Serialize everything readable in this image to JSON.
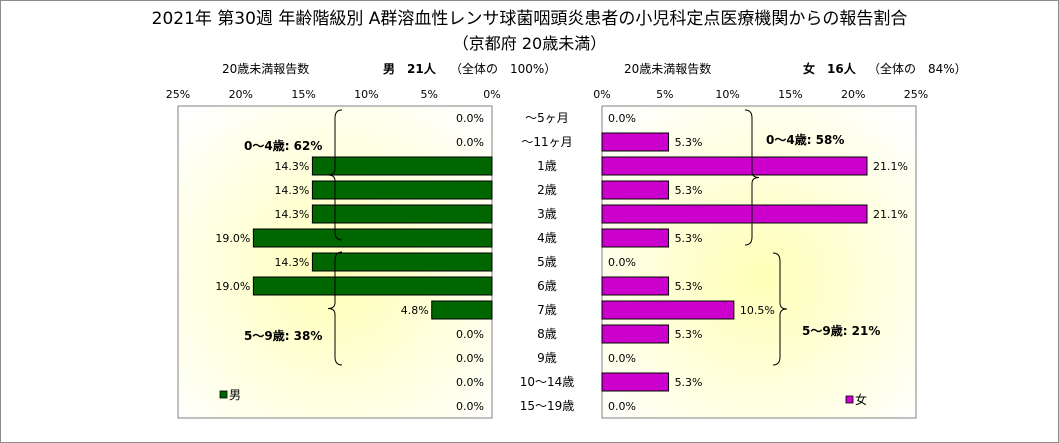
{
  "title": "2021年 第30週 年齢階級別 A群溶血性レンサ球菌咽頭炎患者の小児科定点医療機関からの報告割合",
  "subtitle": "（京都府 20歳未満）",
  "male_header": {
    "report_label": "20歳未満報告数",
    "sex_count": "男　21人",
    "share": "（全体の　100%）"
  },
  "female_header": {
    "report_label": "20歳未満報告数",
    "sex_count": "女　16人",
    "share": "（全体の　84%）"
  },
  "colors": {
    "male": "#006600",
    "female": "#cc00cc",
    "plot_bg_center": "#ffffb8",
    "plot_bg_edge": "#ffffff"
  },
  "chart_data": {
    "type": "bar",
    "categories": [
      "～5ヶ月",
      "～11ヶ月",
      "1歳",
      "2歳",
      "3歳",
      "4歳",
      "5歳",
      "6歳",
      "7歳",
      "8歳",
      "9歳",
      "10～14歳",
      "15～19歳"
    ],
    "xticks_male": [
      "25%",
      "20%",
      "15%",
      "10%",
      "5%",
      "0%"
    ],
    "xticks_female": [
      "0%",
      "5%",
      "10%",
      "15%",
      "20%",
      "25%"
    ],
    "xlim": [
      0,
      25
    ],
    "series": [
      {
        "name": "男",
        "values": [
          0.0,
          0.0,
          14.3,
          14.3,
          14.3,
          19.0,
          14.3,
          19.0,
          4.8,
          0.0,
          0.0,
          0.0,
          0.0
        ],
        "labels": [
          "0.0%",
          "0.0%",
          "14.3%",
          "14.3%",
          "14.3%",
          "19.0%",
          "14.3%",
          "19.0%",
          "4.8%",
          "0.0%",
          "0.0%",
          "0.0%",
          "0.0%"
        ]
      },
      {
        "name": "女",
        "values": [
          0.0,
          5.3,
          21.1,
          5.3,
          21.1,
          5.3,
          0.0,
          5.3,
          10.5,
          5.3,
          0.0,
          5.3,
          0.0
        ],
        "labels": [
          "0.0%",
          "5.3%",
          "21.1%",
          "5.3%",
          "21.1%",
          "5.3%",
          "0.0%",
          "5.3%",
          "10.5%",
          "5.3%",
          "0.0%",
          "5.3%",
          "0.0%"
        ]
      }
    ],
    "annotations": {
      "male_0_4": "0～4歳: 62%",
      "male_5_9": "5～9歳: 38%",
      "female_0_4": "0～4歳: 58%",
      "female_5_9": "5～9歳: 21%"
    },
    "legend": {
      "male": "男",
      "female": "女",
      "placement": "bottom-left of each panel"
    },
    "grid": false
  }
}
-- -- --
__Your goal__:
Write out the whole listing exactly, and drop the pictures.

__Full response__:
Serialize everything readable in this image to JSON.
{
  "title": "2021年 第30週 年齢階級別 A群溶血性レンサ球菌咽頭炎患者の小児科定点医療機関からの報告割合",
  "subtitle": "（京都府 20歳未満）",
  "male_header": {
    "report_label": "20歳未満報告数",
    "sex_count": "男　21人",
    "share": "（全体の　100%）"
  },
  "female_header": {
    "report_label": "20歳未満報告数",
    "sex_count": "女　16人",
    "share": "（全体の　84%）"
  },
  "colors": {
    "male": "#006600",
    "female": "#cc00cc",
    "plot_bg_center": "#ffffb8",
    "plot_bg_edge": "#ffffff"
  },
  "chart_data": {
    "type": "bar",
    "categories": [
      "～5ヶ月",
      "～11ヶ月",
      "1歳",
      "2歳",
      "3歳",
      "4歳",
      "5歳",
      "6歳",
      "7歳",
      "8歳",
      "9歳",
      "10～14歳",
      "15～19歳"
    ],
    "xticks_male": [
      "25%",
      "20%",
      "15%",
      "10%",
      "5%",
      "0%"
    ],
    "xticks_female": [
      "0%",
      "5%",
      "10%",
      "15%",
      "20%",
      "25%"
    ],
    "xlim": [
      0,
      25
    ],
    "series": [
      {
        "name": "男",
        "values": [
          0.0,
          0.0,
          14.3,
          14.3,
          14.3,
          19.0,
          14.3,
          19.0,
          4.8,
          0.0,
          0.0,
          0.0,
          0.0
        ],
        "labels": [
          "0.0%",
          "0.0%",
          "14.3%",
          "14.3%",
          "14.3%",
          "19.0%",
          "14.3%",
          "19.0%",
          "4.8%",
          "0.0%",
          "0.0%",
          "0.0%",
          "0.0%"
        ]
      },
      {
        "name": "女",
        "values": [
          0.0,
          5.3,
          21.1,
          5.3,
          21.1,
          5.3,
          0.0,
          5.3,
          10.5,
          5.3,
          0.0,
          5.3,
          0.0
        ],
        "labels": [
          "0.0%",
          "5.3%",
          "21.1%",
          "5.3%",
          "21.1%",
          "5.3%",
          "0.0%",
          "5.3%",
          "10.5%",
          "5.3%",
          "0.0%",
          "5.3%",
          "0.0%"
        ]
      }
    ],
    "annotations": {
      "male_0_4": "0～4歳: 62%",
      "male_5_9": "5～9歳: 38%",
      "female_0_4": "0～4歳: 58%",
      "female_5_9": "5～9歳: 21%"
    },
    "legend": {
      "male": "男",
      "female": "女",
      "placement": "bottom-left of each panel"
    },
    "grid": false
  }
}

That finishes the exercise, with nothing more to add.